▶ [Written problem]:
Copy every line of the listing that holds the string "JSON".
====
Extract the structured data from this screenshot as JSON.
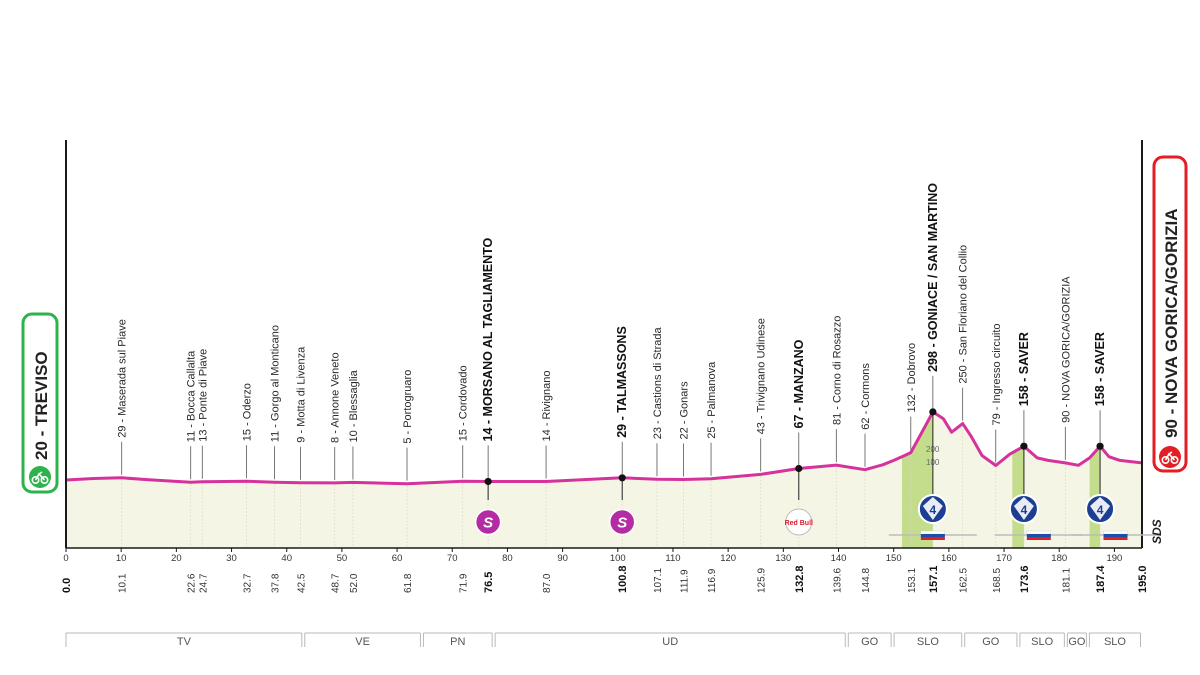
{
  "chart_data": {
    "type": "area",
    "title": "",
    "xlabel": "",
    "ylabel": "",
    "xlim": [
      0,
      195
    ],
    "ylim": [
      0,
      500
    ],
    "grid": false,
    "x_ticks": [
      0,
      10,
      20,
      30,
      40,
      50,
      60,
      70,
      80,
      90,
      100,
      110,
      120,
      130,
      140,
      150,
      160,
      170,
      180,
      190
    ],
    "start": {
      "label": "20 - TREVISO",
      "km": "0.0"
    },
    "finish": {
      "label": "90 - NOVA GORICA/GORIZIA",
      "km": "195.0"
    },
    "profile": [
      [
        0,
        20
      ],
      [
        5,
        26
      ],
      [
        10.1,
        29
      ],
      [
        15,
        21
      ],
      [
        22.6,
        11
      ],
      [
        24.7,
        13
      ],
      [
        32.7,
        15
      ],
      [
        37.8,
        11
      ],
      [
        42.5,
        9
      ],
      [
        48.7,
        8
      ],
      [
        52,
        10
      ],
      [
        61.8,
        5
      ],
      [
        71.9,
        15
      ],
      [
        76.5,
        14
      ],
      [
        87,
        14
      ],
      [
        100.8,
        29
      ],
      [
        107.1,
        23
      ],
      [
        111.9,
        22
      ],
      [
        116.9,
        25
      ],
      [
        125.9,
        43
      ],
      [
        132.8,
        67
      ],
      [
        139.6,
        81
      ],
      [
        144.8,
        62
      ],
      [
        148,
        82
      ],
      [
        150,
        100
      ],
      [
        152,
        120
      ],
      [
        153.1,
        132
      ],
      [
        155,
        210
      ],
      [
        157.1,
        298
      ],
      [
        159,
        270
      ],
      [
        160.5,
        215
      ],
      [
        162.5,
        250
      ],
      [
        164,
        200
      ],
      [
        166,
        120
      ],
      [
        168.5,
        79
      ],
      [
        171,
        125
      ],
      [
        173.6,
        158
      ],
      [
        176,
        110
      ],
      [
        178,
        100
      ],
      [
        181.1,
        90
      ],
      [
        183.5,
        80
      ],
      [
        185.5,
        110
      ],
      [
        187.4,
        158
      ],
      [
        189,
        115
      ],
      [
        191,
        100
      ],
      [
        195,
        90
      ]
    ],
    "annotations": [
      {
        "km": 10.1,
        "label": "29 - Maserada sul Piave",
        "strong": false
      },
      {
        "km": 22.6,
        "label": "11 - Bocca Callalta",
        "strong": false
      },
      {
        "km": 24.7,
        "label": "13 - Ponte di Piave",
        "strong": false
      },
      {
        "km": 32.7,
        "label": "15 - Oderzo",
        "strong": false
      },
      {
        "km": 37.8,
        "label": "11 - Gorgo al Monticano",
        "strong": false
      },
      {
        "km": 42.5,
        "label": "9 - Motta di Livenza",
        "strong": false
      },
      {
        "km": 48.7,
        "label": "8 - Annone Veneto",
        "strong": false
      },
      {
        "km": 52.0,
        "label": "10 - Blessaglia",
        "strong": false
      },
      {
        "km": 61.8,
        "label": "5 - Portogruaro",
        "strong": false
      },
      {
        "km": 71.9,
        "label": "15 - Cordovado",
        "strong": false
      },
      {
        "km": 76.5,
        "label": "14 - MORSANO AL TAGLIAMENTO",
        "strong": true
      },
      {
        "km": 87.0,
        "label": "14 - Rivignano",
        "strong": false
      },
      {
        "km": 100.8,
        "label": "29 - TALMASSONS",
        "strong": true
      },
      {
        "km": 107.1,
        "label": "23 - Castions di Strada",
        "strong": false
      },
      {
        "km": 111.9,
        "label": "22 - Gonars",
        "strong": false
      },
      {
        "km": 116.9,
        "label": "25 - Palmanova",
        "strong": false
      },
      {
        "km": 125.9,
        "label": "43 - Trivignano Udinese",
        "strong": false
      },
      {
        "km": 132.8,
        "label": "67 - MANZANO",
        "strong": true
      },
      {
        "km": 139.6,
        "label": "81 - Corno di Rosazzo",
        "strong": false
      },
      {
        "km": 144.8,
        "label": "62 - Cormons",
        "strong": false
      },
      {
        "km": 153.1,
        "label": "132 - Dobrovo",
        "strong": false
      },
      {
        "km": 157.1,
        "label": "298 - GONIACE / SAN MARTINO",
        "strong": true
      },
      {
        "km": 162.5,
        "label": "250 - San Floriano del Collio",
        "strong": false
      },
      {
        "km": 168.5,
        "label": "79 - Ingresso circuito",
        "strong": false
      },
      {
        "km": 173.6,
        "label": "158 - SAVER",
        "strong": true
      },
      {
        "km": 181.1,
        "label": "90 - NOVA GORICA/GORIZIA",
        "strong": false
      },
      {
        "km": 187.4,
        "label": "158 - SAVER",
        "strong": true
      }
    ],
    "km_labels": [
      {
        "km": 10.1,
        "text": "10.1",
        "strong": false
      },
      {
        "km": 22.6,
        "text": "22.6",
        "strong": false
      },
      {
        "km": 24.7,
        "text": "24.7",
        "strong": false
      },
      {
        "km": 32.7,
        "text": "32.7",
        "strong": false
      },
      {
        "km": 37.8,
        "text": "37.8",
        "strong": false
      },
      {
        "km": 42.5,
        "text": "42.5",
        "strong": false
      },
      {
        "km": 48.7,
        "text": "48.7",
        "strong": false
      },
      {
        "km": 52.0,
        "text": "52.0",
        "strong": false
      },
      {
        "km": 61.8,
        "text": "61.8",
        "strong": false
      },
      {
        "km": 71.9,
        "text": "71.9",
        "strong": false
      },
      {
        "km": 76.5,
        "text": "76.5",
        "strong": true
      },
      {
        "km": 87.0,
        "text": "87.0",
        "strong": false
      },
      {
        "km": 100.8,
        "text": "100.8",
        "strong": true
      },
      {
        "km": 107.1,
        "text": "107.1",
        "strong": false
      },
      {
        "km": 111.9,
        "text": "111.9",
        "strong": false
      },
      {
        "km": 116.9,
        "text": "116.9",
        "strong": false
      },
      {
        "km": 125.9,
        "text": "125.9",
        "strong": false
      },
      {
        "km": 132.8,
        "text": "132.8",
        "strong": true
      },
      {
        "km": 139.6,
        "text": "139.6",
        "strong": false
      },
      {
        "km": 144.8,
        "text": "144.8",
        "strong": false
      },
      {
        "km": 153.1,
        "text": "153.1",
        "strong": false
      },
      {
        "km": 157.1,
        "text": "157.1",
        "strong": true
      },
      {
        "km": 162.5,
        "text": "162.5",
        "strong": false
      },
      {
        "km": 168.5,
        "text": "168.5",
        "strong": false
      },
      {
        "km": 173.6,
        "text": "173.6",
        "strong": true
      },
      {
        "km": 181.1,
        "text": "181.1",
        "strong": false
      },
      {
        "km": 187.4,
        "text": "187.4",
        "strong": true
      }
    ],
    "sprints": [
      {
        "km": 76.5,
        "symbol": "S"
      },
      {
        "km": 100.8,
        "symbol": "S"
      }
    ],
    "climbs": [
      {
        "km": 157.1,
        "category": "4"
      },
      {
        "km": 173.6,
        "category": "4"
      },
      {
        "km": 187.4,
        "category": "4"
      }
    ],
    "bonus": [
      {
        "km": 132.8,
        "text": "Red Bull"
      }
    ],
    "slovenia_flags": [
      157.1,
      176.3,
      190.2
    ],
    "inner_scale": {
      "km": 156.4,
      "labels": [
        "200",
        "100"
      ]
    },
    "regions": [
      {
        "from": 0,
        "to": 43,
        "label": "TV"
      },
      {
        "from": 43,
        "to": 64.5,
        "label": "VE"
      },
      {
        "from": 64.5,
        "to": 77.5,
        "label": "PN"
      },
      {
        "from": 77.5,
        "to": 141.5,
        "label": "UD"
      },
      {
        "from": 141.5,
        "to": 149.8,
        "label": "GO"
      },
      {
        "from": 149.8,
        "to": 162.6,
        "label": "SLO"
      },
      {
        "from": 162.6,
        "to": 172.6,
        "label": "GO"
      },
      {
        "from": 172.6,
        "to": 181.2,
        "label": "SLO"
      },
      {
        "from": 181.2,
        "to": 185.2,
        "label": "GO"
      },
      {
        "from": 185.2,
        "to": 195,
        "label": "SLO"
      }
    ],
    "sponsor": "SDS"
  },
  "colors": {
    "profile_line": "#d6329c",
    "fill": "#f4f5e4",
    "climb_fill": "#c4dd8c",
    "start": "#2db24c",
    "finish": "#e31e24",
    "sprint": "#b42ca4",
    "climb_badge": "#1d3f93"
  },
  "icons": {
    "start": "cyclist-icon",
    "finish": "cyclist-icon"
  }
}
====
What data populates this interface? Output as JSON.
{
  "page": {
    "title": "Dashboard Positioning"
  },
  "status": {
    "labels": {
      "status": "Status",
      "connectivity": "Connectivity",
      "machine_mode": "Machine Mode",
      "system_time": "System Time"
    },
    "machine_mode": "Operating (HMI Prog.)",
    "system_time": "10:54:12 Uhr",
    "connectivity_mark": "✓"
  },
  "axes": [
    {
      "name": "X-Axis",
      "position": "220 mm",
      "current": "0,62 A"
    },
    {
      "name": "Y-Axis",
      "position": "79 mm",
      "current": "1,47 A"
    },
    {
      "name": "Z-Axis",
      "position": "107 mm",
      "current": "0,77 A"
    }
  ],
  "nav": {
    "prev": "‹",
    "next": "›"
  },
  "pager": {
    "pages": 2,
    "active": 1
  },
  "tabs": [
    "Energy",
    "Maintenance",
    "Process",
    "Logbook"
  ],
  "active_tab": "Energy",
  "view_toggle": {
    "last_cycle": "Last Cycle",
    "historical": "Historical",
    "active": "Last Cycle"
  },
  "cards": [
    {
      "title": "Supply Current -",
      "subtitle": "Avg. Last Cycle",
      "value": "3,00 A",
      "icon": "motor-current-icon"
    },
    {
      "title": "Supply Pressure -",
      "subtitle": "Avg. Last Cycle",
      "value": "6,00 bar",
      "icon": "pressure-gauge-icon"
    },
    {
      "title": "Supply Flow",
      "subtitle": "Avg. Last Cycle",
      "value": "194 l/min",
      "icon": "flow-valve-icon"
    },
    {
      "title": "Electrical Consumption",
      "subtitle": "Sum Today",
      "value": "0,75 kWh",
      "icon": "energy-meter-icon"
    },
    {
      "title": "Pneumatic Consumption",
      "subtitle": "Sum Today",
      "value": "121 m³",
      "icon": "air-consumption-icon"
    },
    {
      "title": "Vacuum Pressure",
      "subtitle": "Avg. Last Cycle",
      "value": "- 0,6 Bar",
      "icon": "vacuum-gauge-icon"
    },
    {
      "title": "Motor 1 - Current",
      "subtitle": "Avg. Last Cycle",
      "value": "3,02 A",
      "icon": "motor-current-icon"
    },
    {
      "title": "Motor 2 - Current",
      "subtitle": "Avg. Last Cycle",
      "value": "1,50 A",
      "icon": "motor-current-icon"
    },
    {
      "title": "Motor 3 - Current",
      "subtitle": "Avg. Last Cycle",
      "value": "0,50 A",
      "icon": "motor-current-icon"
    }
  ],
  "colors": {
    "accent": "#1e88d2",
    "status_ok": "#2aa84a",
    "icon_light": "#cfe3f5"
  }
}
====
▶ [Reply to the task]:
Extract the structured data from this screenshot as JSON.
What data populates this interface? Output as JSON.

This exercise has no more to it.